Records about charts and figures
+++

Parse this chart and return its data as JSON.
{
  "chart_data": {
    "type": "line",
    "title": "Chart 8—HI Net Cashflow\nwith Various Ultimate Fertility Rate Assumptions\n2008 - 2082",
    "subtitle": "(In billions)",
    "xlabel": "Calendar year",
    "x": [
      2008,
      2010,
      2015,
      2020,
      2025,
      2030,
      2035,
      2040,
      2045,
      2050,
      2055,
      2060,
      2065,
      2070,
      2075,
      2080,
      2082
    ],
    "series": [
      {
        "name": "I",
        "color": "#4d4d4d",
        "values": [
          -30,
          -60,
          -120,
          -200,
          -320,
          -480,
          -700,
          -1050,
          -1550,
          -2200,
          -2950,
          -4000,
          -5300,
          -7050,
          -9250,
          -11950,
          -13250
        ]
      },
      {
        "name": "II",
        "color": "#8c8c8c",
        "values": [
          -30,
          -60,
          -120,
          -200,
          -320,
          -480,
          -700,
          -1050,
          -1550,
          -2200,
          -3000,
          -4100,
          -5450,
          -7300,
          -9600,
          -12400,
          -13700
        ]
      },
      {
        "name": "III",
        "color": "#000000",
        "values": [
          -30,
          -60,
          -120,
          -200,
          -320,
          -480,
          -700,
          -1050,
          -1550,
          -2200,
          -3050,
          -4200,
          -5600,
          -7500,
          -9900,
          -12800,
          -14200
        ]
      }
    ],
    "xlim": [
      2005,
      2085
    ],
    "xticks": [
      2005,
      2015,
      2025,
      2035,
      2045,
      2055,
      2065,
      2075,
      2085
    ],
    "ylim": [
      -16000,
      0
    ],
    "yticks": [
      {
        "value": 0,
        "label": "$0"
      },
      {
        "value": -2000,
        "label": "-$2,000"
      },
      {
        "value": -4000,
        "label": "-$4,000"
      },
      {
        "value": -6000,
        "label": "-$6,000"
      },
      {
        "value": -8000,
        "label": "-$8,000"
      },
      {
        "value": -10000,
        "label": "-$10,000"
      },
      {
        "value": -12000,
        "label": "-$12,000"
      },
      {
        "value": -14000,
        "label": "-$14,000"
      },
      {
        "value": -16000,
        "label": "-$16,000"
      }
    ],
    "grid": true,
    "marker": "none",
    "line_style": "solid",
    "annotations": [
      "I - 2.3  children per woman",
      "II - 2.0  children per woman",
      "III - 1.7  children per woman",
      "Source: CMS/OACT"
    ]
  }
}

+++

_THE PROBLEM_:
Extract every line above exactly as it stands.

_OUTPUT FOR THIS TASK_:
Parse this chart and return its data as JSON.
{
  "chart_data": {
    "type": "line",
    "title": "Chart 8—HI Net Cashflow\nwith Various Ultimate Fertility Rate Assumptions\n2008 - 2082",
    "subtitle": "(In billions)",
    "xlabel": "Calendar year",
    "x": [
      2008,
      2010,
      2015,
      2020,
      2025,
      2030,
      2035,
      2040,
      2045,
      2050,
      2055,
      2060,
      2065,
      2070,
      2075,
      2080,
      2082
    ],
    "series": [
      {
        "name": "I",
        "color": "#4d4d4d",
        "values": [
          -30,
          -60,
          -120,
          -200,
          -320,
          -480,
          -700,
          -1050,
          -1550,
          -2200,
          -2950,
          -4000,
          -5300,
          -7050,
          -9250,
          -11950,
          -13250
        ]
      },
      {
        "name": "II",
        "color": "#8c8c8c",
        "values": [
          -30,
          -60,
          -120,
          -200,
          -320,
          -480,
          -700,
          -1050,
          -1550,
          -2200,
          -3000,
          -4100,
          -5450,
          -7300,
          -9600,
          -12400,
          -13700
        ]
      },
      {
        "name": "III",
        "color": "#000000",
        "values": [
          -30,
          -60,
          -120,
          -200,
          -320,
          -480,
          -700,
          -1050,
          -1550,
          -2200,
          -3050,
          -4200,
          -5600,
          -7500,
          -9900,
          -12800,
          -14200
        ]
      }
    ],
    "xlim": [
      2005,
      2085
    ],
    "xticks": [
      2005,
      2015,
      2025,
      2035,
      2045,
      2055,
      2065,
      2075,
      2085
    ],
    "ylim": [
      -16000,
      0
    ],
    "yticks": [
      {
        "value": 0,
        "label": "$0"
      },
      {
        "value": -2000,
        "label": "-$2,000"
      },
      {
        "value": -4000,
        "label": "-$4,000"
      },
      {
        "value": -6000,
        "label": "-$6,000"
      },
      {
        "value": -8000,
        "label": "-$8,000"
      },
      {
        "value": -10000,
        "label": "-$10,000"
      },
      {
        "value": -12000,
        "label": "-$12,000"
      },
      {
        "value": -14000,
        "label": "-$14,000"
      },
      {
        "value": -16000,
        "label": "-$16,000"
      }
    ],
    "grid": true,
    "marker": "none",
    "line_style": "solid",
    "annotations": [
      "I - 2.3  children per woman",
      "II - 2.0  children per woman",
      "III - 1.7  children per woman",
      "Source: CMS/OACT"
    ]
  }
}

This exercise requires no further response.